Data supplied =>
# # # # #

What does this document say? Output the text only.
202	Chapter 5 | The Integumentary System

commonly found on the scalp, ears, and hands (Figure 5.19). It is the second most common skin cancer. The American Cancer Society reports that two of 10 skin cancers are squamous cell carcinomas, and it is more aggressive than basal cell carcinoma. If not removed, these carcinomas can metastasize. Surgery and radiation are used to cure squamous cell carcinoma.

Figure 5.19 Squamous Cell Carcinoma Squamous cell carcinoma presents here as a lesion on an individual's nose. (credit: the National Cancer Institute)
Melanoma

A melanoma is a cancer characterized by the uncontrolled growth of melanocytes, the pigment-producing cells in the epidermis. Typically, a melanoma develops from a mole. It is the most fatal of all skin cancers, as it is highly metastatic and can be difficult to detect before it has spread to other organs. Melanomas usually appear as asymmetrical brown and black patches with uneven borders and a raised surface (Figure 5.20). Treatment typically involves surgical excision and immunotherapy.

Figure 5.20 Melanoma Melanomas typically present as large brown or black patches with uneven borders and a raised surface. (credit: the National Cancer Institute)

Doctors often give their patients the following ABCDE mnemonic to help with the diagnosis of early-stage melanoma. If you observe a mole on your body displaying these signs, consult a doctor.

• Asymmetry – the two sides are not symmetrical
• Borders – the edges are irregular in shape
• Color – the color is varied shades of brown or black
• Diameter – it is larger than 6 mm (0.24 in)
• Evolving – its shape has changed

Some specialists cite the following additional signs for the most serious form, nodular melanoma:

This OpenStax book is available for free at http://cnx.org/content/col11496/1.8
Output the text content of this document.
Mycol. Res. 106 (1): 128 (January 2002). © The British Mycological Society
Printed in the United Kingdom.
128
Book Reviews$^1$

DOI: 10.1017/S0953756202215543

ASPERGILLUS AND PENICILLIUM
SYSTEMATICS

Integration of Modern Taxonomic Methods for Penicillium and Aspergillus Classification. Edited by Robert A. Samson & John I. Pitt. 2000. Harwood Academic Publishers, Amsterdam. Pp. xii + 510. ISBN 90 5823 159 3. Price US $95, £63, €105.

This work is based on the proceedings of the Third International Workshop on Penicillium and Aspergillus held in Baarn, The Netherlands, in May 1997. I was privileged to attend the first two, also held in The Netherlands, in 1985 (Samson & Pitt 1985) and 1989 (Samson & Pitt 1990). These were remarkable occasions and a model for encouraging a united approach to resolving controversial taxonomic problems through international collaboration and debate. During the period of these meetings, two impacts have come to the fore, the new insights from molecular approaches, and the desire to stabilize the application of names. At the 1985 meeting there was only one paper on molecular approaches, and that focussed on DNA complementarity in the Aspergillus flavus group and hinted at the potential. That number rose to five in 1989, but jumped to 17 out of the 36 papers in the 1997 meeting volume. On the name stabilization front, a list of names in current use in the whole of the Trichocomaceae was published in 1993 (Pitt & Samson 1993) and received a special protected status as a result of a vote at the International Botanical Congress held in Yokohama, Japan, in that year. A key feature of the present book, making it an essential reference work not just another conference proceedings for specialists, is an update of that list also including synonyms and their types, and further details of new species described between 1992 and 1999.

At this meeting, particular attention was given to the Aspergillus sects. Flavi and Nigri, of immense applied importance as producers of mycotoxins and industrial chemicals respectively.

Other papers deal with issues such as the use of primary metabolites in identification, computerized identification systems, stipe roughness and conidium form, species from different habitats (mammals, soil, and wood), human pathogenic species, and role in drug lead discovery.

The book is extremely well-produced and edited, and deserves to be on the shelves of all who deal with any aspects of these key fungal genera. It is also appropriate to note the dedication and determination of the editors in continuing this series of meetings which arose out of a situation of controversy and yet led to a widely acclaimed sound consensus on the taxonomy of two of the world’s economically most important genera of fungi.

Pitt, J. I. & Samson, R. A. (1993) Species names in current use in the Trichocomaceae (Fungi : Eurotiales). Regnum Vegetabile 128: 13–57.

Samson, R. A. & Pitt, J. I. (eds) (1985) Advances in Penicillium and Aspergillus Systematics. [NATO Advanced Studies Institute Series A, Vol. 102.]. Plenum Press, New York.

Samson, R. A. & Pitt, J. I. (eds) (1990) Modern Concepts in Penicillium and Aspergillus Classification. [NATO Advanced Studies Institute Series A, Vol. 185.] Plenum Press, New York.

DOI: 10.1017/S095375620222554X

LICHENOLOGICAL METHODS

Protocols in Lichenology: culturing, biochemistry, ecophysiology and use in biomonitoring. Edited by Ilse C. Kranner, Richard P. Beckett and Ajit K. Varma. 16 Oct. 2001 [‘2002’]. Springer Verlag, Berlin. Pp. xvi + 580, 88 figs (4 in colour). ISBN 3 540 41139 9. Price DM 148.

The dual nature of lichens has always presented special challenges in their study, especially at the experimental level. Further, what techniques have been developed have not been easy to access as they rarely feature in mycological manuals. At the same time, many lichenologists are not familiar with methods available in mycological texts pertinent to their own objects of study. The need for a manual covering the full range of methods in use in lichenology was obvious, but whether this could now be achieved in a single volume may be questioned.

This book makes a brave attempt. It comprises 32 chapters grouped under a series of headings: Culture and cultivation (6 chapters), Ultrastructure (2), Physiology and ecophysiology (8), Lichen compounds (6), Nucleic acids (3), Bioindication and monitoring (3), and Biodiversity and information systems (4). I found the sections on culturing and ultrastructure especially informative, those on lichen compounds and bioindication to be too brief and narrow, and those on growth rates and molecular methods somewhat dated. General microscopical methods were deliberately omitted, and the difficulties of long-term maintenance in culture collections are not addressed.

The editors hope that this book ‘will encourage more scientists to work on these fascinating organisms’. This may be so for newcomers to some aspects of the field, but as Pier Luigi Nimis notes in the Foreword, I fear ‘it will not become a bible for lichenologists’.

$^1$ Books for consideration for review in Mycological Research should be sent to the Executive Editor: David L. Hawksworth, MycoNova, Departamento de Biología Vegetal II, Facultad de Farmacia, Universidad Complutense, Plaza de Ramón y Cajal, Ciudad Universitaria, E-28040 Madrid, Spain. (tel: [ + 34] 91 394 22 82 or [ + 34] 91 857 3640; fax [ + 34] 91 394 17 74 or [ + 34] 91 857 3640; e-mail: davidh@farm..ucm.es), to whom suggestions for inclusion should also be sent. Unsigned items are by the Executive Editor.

# # # # #

What is required =>
Copy out each line of the data that holds the string "Plenum".

Exercise response =>
Samson, R. A. & Pitt, J. I. (eds) (1985) Advances in Penicillium and Aspergillus Systematics. [NATO Advanced Studies Institute Series A, Vol. 102.]. Plenum Press, New York.
Samson, R. A. & Pitt, J. I. (eds) (1990) Modern Concepts in Penicillium and Aspergillus Classification. [NATO Advanced Studies Institute Series A, Vol. 185.] Plenum Press, New York.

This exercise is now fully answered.